(Items from a data source)

----------

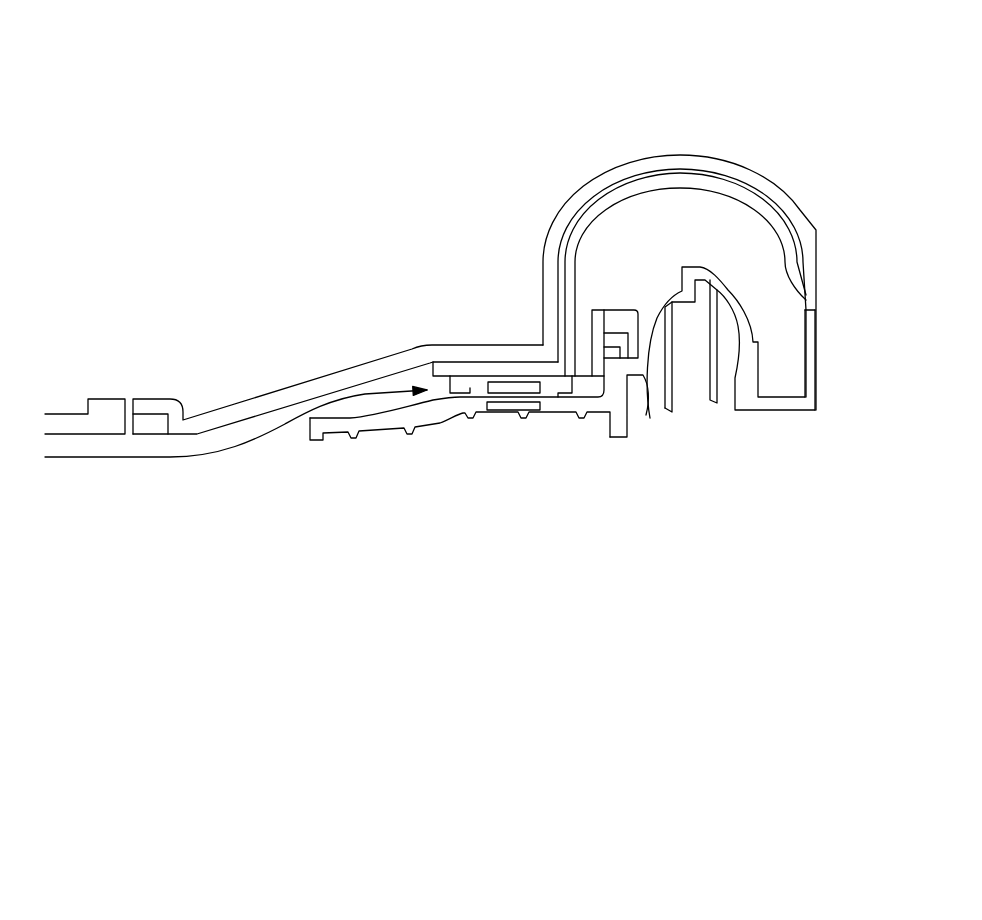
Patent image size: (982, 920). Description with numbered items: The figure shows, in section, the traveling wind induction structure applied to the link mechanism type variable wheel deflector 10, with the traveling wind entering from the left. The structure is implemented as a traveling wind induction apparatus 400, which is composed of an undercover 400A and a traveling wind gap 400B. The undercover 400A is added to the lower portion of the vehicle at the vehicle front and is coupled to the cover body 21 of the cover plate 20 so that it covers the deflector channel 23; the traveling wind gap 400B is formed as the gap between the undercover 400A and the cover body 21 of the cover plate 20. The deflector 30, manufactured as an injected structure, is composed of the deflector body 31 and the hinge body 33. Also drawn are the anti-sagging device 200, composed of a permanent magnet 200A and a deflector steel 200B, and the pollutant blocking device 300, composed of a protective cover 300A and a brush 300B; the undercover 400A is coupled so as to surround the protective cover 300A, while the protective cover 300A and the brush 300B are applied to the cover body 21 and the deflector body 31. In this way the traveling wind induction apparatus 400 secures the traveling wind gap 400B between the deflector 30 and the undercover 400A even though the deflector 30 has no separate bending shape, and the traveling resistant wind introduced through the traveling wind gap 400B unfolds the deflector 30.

The cooling structure for vehicle 10 is at (190, 205).
The cover plate 20 is at (783, 411).
The cover body 21 is at (463, 386).
The deflector channel 23 is at (787, 335).
The deflector 30 is at (578, 546).
The deflector body 31 is at (580, 411).
The hinge body 33 is at (650, 408).
The anti-sagging device 200 is at (422, 567).
The permanent magnet 200A is at (492, 387).
The deflector steel 200B is at (513, 405).
The pollutant blocking device 300 is at (610, 47).
The protective cover 300A is at (625, 307).
The brush 300B is at (677, 182).
The traveling wind induction apparatus 400 is at (214, 281).
The undercover 400A is at (241, 412).
The traveling wind gap 400B is at (369, 386).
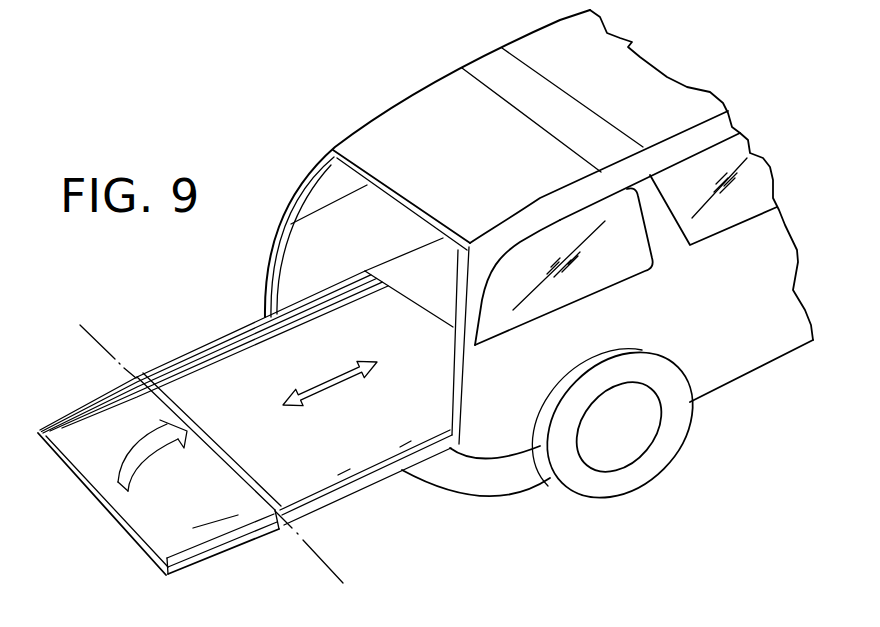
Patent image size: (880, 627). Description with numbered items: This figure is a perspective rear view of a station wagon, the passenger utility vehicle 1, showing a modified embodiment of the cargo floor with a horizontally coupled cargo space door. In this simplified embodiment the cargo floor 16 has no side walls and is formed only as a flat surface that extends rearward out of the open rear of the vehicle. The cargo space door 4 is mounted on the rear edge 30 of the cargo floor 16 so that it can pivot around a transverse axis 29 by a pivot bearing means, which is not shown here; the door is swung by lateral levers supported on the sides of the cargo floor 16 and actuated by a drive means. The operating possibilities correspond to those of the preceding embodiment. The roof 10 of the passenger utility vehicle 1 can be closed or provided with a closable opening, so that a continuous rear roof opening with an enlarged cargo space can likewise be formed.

The passenger utility vehicle 1 is at (243, 110).
The roof 10 is at (437, 120).
The cargo floor 16 is at (240, 387).
The rear edge 30 is at (152, 390).
The transverse axis 29 is at (315, 555).
The cargo space door 4 is at (88, 517).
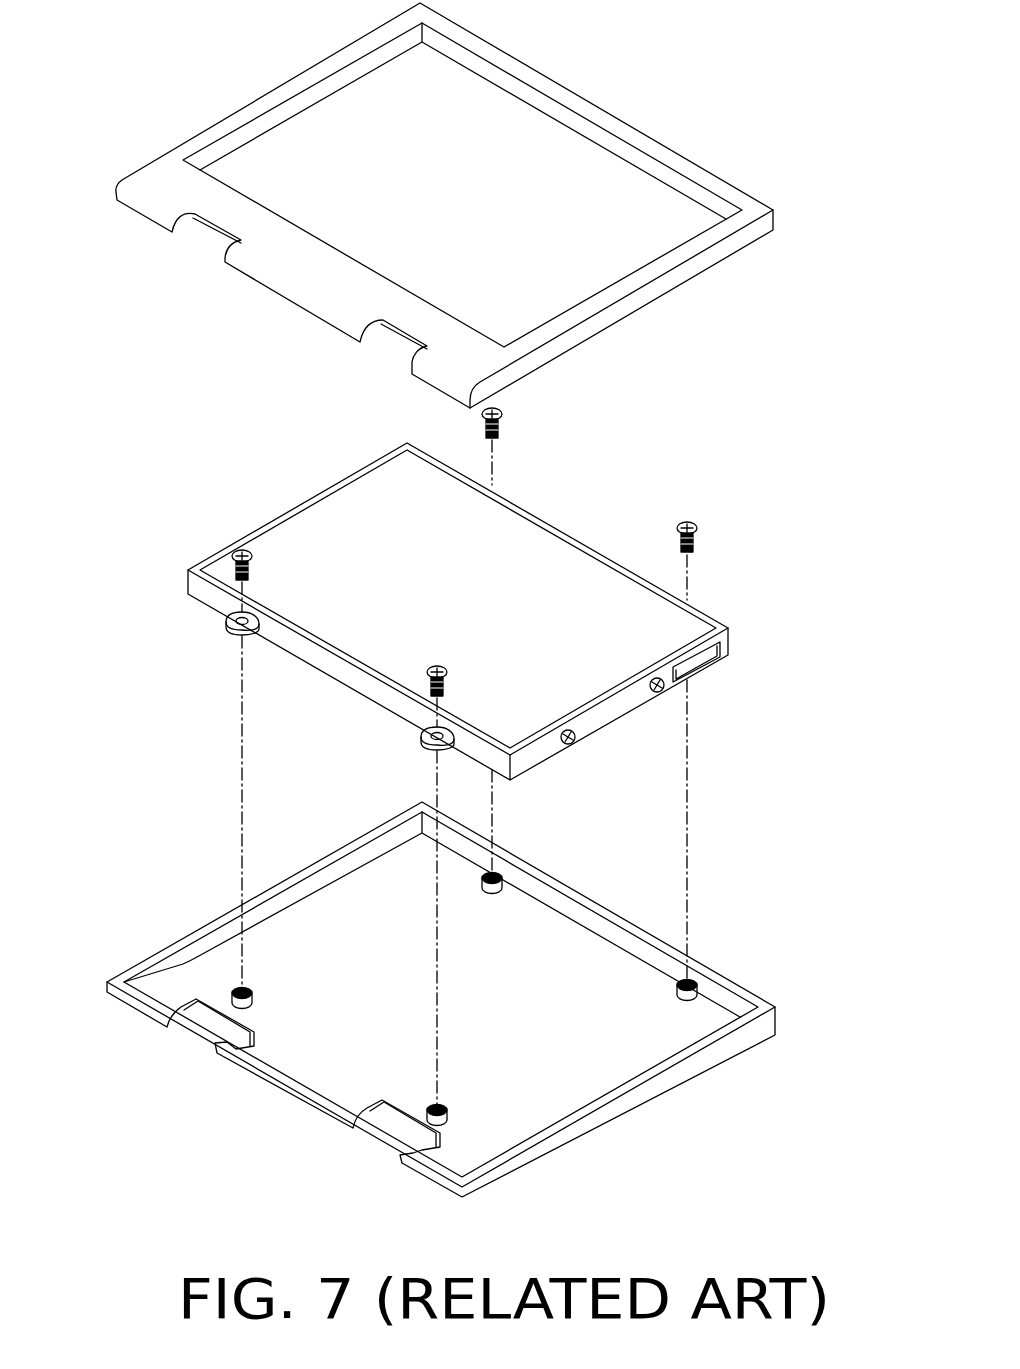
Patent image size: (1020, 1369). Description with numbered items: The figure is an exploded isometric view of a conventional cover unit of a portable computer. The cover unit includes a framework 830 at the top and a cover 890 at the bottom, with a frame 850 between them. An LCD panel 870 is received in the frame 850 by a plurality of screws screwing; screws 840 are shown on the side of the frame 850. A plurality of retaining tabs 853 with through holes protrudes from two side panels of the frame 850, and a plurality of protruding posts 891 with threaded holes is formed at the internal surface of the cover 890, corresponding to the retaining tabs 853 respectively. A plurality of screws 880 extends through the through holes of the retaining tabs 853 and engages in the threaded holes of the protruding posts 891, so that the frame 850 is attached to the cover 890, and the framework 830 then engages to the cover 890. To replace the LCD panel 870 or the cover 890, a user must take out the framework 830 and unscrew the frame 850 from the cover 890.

The framework 830 is at (611, 112).
The side screw 840 is at (573, 740).
The frame 850 is at (572, 540).
The retaining tabs 853 is at (230, 626).
The LCD panel 870 is at (347, 510).
The screws 880 is at (232, 548).
The cover 890 is at (172, 978).
The protruding posts 891 is at (238, 988).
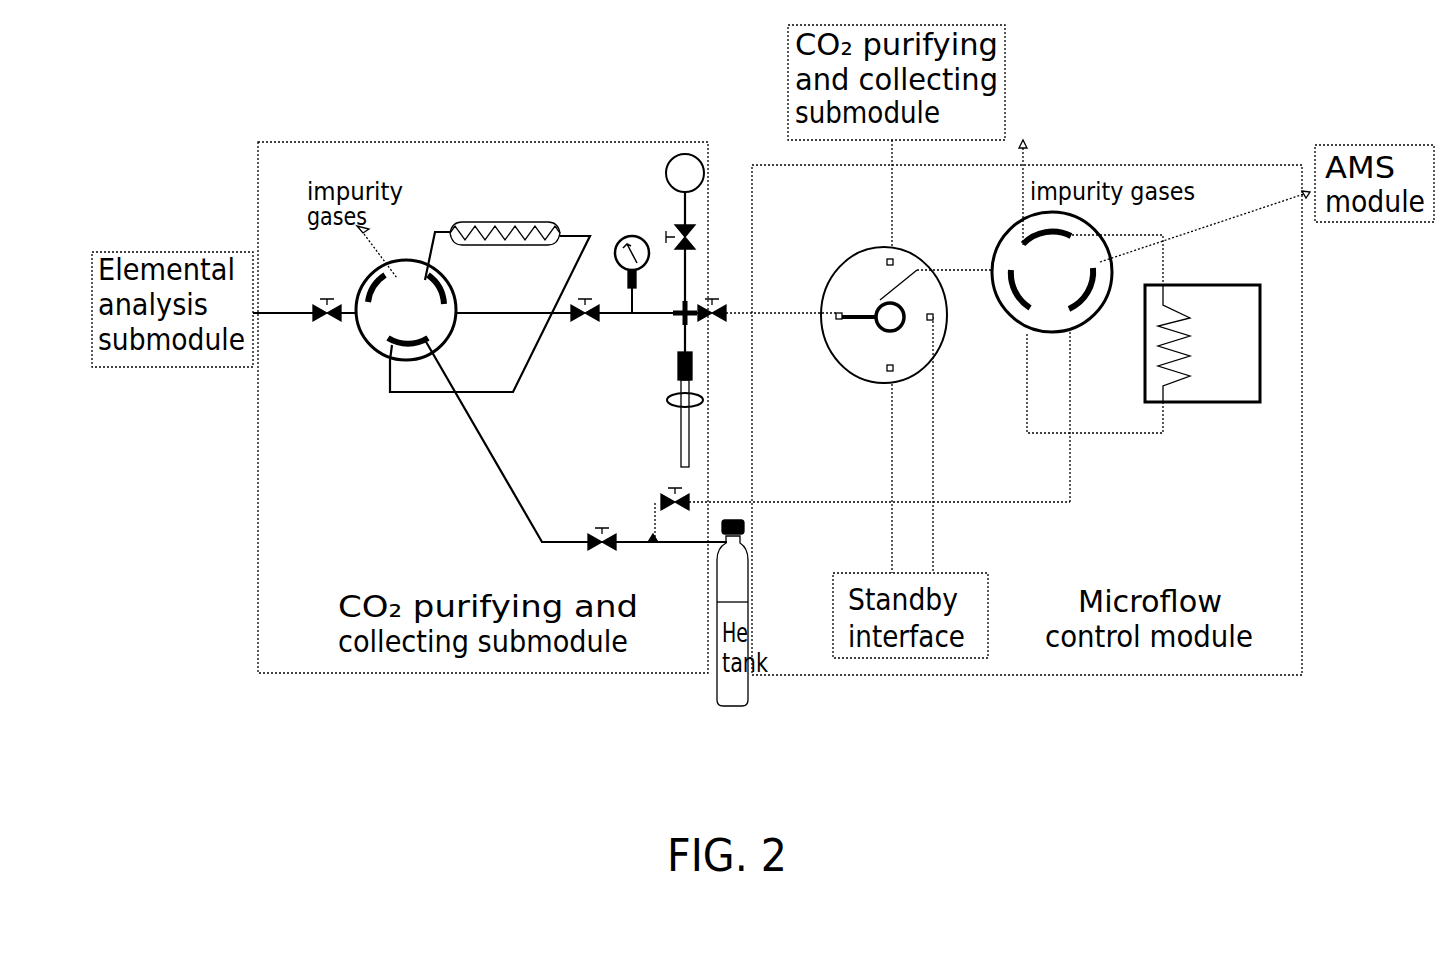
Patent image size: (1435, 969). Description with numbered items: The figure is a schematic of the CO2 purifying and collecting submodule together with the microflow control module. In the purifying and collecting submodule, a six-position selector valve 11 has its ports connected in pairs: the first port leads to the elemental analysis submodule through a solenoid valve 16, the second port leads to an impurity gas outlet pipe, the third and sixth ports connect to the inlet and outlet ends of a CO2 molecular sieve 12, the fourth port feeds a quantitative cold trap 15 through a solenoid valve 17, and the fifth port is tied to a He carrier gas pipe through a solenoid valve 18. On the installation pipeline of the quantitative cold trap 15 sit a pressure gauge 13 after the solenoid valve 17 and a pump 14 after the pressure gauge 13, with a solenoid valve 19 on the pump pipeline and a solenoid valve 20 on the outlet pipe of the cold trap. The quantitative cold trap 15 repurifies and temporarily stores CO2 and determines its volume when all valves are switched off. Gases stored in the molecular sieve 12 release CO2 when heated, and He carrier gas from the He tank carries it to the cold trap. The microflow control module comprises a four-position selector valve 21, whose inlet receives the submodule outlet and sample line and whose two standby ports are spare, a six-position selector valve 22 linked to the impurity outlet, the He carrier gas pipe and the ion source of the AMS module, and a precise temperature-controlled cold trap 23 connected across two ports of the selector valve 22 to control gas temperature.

The 6-position selector valve 11 is at (398, 262).
The CO2 molecular sieve 12 is at (510, 215).
The pressure gauge 13 is at (616, 243).
The pump 14 is at (660, 178).
The quantitative cold trap 15 is at (672, 438).
The solenoid valve 16 is at (318, 298).
The solenoid valve 17 is at (580, 343).
The solenoid valve 18 is at (598, 525).
The solenoid valve 19 is at (696, 237).
The solenoid valve 20 is at (714, 290).
The 4-position selector valve 21 is at (837, 265).
The 6-position selector valve 22 is at (990, 247).
The precise temperature-controlled cold trap 23 is at (1200, 412).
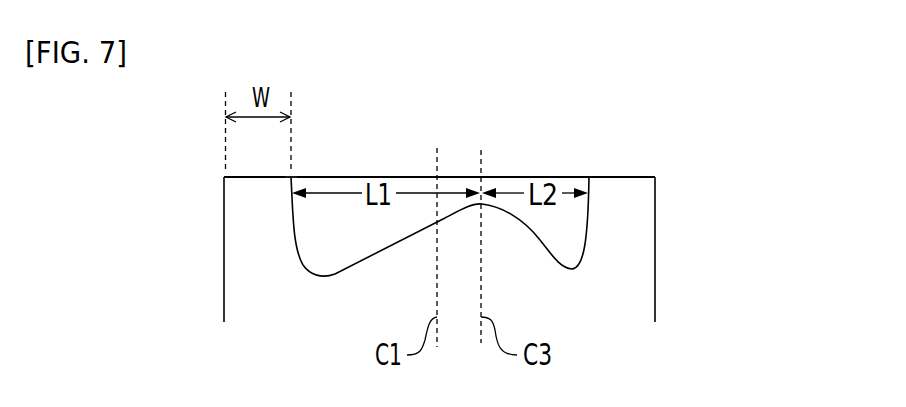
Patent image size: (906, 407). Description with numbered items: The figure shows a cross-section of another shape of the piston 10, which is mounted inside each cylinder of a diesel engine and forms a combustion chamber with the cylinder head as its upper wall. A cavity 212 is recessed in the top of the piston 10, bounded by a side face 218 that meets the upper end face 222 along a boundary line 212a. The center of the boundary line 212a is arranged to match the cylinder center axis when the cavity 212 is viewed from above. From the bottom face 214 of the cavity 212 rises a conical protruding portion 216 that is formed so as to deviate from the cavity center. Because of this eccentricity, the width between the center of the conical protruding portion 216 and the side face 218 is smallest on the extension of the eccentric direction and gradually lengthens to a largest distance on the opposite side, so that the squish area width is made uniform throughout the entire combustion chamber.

----------

## STATED EXERCISE
Copy out every line of the listing above verbatim, omitting the pictures.

## TASK RESPONSE
Patent image size: (982, 920). Description with numbered items: The figure shows, in section, the traveling wind induction structure applied to the link mechanism type variable wheel deflector 10, with the traveling wind entering from the left. The structure is implemented as a traveling wind induction apparatus 400, which is composed of an undercover 400A and a traveling wind gap 400B. The undercover 400A is added to the lower portion of the vehicle at the vehicle front and is coupled to the cover body 21 of the cover plate 20 so that it covers the deflector channel 23; the traveling wind gap 400B is formed as the gap between the undercover 400A and the cover body 21 of the cover plate 20. The deflector 30, manufactured as an injected structure, is composed of the deflector body 31 and the hinge body 33. Also drawn are the anti-sagging device 200, composed of a permanent magnet 200A and a deflector steel 200B, and the pollutant blocking device 300, composed of a protective cover 300A and a brush 300B; the undercover 400A is coupled so as to surround the protective cover 300A, while the protective cover 300A and the brush 300B are applied to the cover body 21 and the deflector body 31. In this way the traveling wind induction apparatus 400 secures the traveling wind gap 400B between the deflector 30 and the undercover 400A even though the deflector 30 has no separate bending shape, and the traveling resistant wind introduced through the traveling wind gap 400B unfolds the deflector 30.

The cooling structure for vehicle 10 is at (190, 205).
The cover plate 20 is at (783, 411).
The cover body 21 is at (463, 386).
The deflector channel 23 is at (787, 335).
The deflector 30 is at (578, 546).
The deflector body 31 is at (580, 411).
The hinge body 33 is at (650, 408).
The anti-sagging device 200 is at (422, 567).
The permanent magnet 200A is at (492, 387).
The deflector steel 200B is at (513, 405).
The pollutant blocking device 300 is at (610, 47).
The protective cover 300A is at (625, 307).
The brush 300B is at (677, 182).
The traveling wind induction apparatus 400 is at (214, 281).
The undercover 400A is at (241, 412).
The traveling wind gap 400B is at (369, 386).
Patent image size: (880, 627). Description with numbered items: This figure is a perspective rear view of a station wagon, the passenger utility vehicle 1, showing a modified embodiment of the cargo floor with a horizontally coupled cargo space door. In this simplified embodiment the cargo floor 16 has no side walls and is formed only as a flat surface that extends rearward out of the open rear of the vehicle. The cargo space door 4 is mounted on the rear edge 30 of the cargo floor 16 so that it can pivot around a transverse axis 29 by a pivot bearing means, which is not shown here; the door is swung by lateral levers supported on the sides of the cargo floor 16 and actuated by a drive means. The operating possibilities correspond to those of the preceding embodiment. The roof 10 of the passenger utility vehicle 1 can be closed or provided with a closable opening, so that a continuous rear roof opening with an enlarged cargo space can likewise be formed.

The passenger utility vehicle 1 is at (243, 110).
The roof 10 is at (437, 120).
The cargo floor 16 is at (240, 387).
The rear edge 30 is at (152, 390).
The transverse axis 29 is at (315, 555).
The cargo space door 4 is at (88, 517).
Patent image size: (1020, 1369). Description with numbered items: The figure is an exploded isometric view of a conventional cover unit of a portable computer. The cover unit includes a framework 830 at the top and a cover 890 at the bottom, with a frame 850 between them. An LCD panel 870 is received in the frame 850 by a plurality of screws screwing; screws 840 are shown on the side of the frame 850. A plurality of retaining tabs 853 with through holes protrudes from two side panels of the frame 850, and a plurality of protruding posts 891 with threaded holes is formed at the internal surface of the cover 890, corresponding to the retaining tabs 853 respectively. A plurality of screws 880 extends through the through holes of the retaining tabs 853 and engages in the threaded holes of the protruding posts 891, so that the frame 850 is attached to the cover 890, and the framework 830 then engages to the cover 890. To replace the LCD panel 870 or the cover 890, a user must take out the framework 830 and unscrew the frame 850 from the cover 890.

The framework 830 is at (611, 112).
The side screw 840 is at (573, 740).
The frame 850 is at (572, 540).
The retaining tabs 853 is at (230, 626).
The LCD panel 870 is at (347, 510).
The screws 880 is at (232, 548).
The cover 890 is at (172, 978).
The protruding posts 891 is at (238, 988).
Patent image size: (1435, 969). Description with numbered items: The figure is a schematic of the CO2 purifying and collecting submodule together with the microflow control module. In the purifying and collecting submodule, a six-position selector valve 11 has its ports connected in pairs: the first port leads to the elemental analysis submodule through a solenoid valve 16, the second port leads to an impurity gas outlet pipe, the third and sixth ports connect to the inlet and outlet ends of a CO2 molecular sieve 12, the fourth port feeds a quantitative cold trap 15 through a solenoid valve 17, and the fifth port is tied to a He carrier gas pipe through a solenoid valve 18. On the installation pipeline of the quantitative cold trap 15 sit a pressure gauge 13 after the solenoid valve 17 and a pump 14 after the pressure gauge 13, with a solenoid valve 19 on the pump pipeline and a solenoid valve 20 on the outlet pipe of the cold trap. The quantitative cold trap 15 repurifies and temporarily stores CO2 and determines its volume when all valves are switched off. Gases stored in the molecular sieve 12 release CO2 when heated, and He carrier gas from the He tank carries it to the cold trap. The microflow control module comprises a four-position selector valve 21, whose inlet receives the submodule outlet and sample line and whose two standby ports are spare, a six-position selector valve 22 linked to the impurity outlet, the He carrier gas pipe and the ion source of the AMS module, and a precise temperature-controlled cold trap 23 connected across two ports of the selector valve 22 to control gas temperature.

The 6-position selector valve 11 is at (398, 262).
The CO2 molecular sieve 12 is at (510, 215).
The pressure gauge 13 is at (616, 243).
The pump 14 is at (660, 178).
The quantitative cold trap 15 is at (672, 438).
The solenoid valve 16 is at (318, 298).
The solenoid valve 17 is at (580, 343).
The solenoid valve 18 is at (598, 525).
The solenoid valve 19 is at (696, 237).
The solenoid valve 20 is at (714, 290).
The 4-position selector valve 21 is at (837, 265).
The 6-position selector valve 22 is at (990, 247).
The precise temperature-controlled cold trap 23 is at (1200, 412).
Patent image size: (906, 407). Description with numbered items: The figure shows a cross-section of another shape of the piston 10, which is mounted inside each cylinder of a diesel engine and forms a combustion chamber with the cylinder head as its upper wall. A cavity 212 is recessed in the top of the piston 10, bounded by a side face 218 that meets the upper end face 222 along a boundary line 212a. The center of the boundary line 212a is arranged to match the cylinder center axis when the cavity 212 is viewed from above. From the bottom face 214 of the cavity 212 rises a conical protruding portion 216 that is formed so as to deviate from the cavity center. Because of this eccentricity, the width between the center of the conical protruding portion 216 and the side face 218 is smallest on the extension of the eccentric direction and gradually lengthens to a largest distance on the opposite side, so that the squish area width is made uniform throughout the entire combustion chamber.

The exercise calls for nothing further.